[begin RECORDS FOR PROCESSING]

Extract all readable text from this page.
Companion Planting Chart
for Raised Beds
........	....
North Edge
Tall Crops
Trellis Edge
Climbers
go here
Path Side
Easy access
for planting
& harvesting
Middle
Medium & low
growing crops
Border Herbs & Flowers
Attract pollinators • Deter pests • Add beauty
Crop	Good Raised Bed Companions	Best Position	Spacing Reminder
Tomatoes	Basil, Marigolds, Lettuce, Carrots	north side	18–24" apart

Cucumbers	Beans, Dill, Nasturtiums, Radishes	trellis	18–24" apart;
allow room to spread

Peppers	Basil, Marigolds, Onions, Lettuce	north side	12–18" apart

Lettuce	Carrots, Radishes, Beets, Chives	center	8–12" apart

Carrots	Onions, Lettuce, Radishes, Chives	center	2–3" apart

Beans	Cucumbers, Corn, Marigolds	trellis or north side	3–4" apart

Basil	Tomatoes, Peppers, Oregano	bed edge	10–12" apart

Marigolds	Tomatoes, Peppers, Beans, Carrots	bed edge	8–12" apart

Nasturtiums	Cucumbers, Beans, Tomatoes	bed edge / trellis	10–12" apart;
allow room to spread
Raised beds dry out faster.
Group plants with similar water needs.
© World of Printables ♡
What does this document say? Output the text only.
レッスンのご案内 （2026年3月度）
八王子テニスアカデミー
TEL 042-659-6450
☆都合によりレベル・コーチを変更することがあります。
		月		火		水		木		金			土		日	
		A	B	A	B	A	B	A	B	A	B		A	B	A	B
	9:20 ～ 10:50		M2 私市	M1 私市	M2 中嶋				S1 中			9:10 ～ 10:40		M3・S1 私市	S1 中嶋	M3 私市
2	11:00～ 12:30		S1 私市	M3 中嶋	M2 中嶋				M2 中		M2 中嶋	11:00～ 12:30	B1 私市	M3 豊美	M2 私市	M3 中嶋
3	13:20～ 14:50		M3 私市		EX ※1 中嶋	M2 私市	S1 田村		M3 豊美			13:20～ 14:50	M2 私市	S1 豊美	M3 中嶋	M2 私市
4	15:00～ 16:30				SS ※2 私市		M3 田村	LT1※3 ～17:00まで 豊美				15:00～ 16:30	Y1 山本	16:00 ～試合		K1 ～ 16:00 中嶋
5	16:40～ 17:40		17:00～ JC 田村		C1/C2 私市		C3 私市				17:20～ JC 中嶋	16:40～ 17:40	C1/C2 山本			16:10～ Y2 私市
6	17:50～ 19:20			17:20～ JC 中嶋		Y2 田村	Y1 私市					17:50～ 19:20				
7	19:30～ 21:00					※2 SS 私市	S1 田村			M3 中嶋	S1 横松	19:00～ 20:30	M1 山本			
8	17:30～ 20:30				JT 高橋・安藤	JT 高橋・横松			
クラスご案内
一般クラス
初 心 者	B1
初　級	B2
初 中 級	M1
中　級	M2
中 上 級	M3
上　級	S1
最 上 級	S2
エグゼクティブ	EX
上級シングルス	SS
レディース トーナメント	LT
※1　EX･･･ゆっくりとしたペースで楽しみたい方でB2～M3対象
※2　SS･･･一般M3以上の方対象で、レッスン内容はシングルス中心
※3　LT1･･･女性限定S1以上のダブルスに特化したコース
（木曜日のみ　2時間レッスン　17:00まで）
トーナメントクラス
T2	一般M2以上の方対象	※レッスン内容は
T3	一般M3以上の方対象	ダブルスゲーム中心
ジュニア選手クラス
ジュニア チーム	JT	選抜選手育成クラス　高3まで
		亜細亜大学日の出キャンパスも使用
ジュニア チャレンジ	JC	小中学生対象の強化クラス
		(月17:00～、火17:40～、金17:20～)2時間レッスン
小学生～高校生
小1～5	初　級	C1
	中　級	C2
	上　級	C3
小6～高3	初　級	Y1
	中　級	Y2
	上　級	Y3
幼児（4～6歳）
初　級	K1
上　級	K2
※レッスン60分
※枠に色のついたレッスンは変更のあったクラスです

[end RECORDS FOR PROCESSING]

PROBLEM DETAILS →
Repeat the lines above exactly.

EXERCISE ANSWER →
Extract all readable text from this page.
Companion Planting Chart
for Raised Beds
........	....
North Edge
Tall Crops
Trellis Edge
Climbers
go here
Path Side
Easy access
for planting
& harvesting
Middle
Medium & low
growing crops
Border Herbs & Flowers
Attract pollinators • Deter pests • Add beauty
Crop	Good Raised Bed Companions	Best Position	Spacing Reminder
Tomatoes	Basil, Marigolds, Lettuce, Carrots	north side	18–24" apart

Cucumbers	Beans, Dill, Nasturtiums, Radishes	trellis	18–24" apart;
allow room to spread

Peppers	Basil, Marigolds, Onions, Lettuce	north side	12–18" apart

Lettuce	Carrots, Radishes, Beets, Chives	center	8–12" apart

Carrots	Onions, Lettuce, Radishes, Chives	center	2–3" apart

Beans	Cucumbers, Corn, Marigolds	trellis or north side	3–4" apart

Basil	Tomatoes, Peppers, Oregano	bed edge	10–12" apart

Marigolds	Tomatoes, Peppers, Beans, Carrots	bed edge	8–12" apart

Nasturtiums	Cucumbers, Beans, Tomatoes	bed edge / trellis	10–12" apart;
allow room to spread
Raised beds dry out faster.
Group plants with similar water needs.
© World of Printables ♡
What does this document say? Output the text only.
レッスンのご案内 （2026年3月度）
八王子テニスアカデミー
TEL 042-659-6450
☆都合によりレベル・コーチを変更することがあります。
		月		火		水		木		金			土		日	
		A	B	A	B	A	B	A	B	A	B		A	B	A	B
	9:20 ～ 10:50		M2 私市	M1 私市	M2 中嶋				S1 中			9:10 ～ 10:40		M3・S1 私市	S1 中嶋	M3 私市
2	11:00～ 12:30		S1 私市	M3 中嶋	M2 中嶋				M2 中		M2 中嶋	11:00～ 12:30	B1 私市	M3 豊美	M2 私市	M3 中嶋
3	13:20～ 14:50		M3 私市		EX ※1 中嶋	M2 私市	S1 田村		M3 豊美			13:20～ 14:50	M2 私市	S1 豊美	M3 中嶋	M2 私市
4	15:00～ 16:30				SS ※2 私市		M3 田村	LT1※3 ～17:00まで 豊美				15:00～ 16:30	Y1 山本	16:00 ～試合		K1 ～ 16:00 中嶋
5	16:40～ 17:40		17:00～ JC 田村		C1/C2 私市		C3 私市				17:20～ JC 中嶋	16:40～ 17:40	C1/C2 山本			16:10～ Y2 私市
6	17:50～ 19:20			17:20～ JC 中嶋		Y2 田村	Y1 私市					17:50～ 19:20				
7	19:30～ 21:00					※2 SS 私市	S1 田村			M3 中嶋	S1 横松	19:00～ 20:30	M1 山本			
8	17:30～ 20:30				JT 高橋・安藤	JT 高橋・横松			
クラスご案内
一般クラス
初 心 者	B1
初　級	B2
初 中 級	M1
中　級	M2
中 上 級	M3
上　級	S1
最 上 級	S2
エグゼクティブ	EX
上級シングルス	SS
レディース トーナメント	LT
※1　EX･･･ゆっくりとしたペースで楽しみたい方でB2～M3対象
※2　SS･･･一般M3以上の方対象で、レッスン内容はシングルス中心
※3　LT1･･･女性限定S1以上のダブルスに特化したコース
（木曜日のみ　2時間レッスン　17:00まで）
トーナメントクラス
T2	一般M2以上の方対象	※レッスン内容は
T3	一般M3以上の方対象	ダブルスゲーム中心
ジュニア選手クラス
ジュニア チーム	JT	選抜選手育成クラス　高3まで
		亜細亜大学日の出キャンパスも使用
ジュニア チャレンジ	JC	小中学生対象の強化クラス
		(月17:00～、火17:40～、金17:20～)2時間レッスン
小学生～高校生
小1～5	初　級	C1
	中　級	C2
	上　級	C3
小6～高3	初　級	Y1
	中　級	Y2
	上　級	Y3
幼児（4～6歳）
初　級	K1
上　級	K2
※レッスン60分
※枠に色のついたレッスンは変更のあったクラスです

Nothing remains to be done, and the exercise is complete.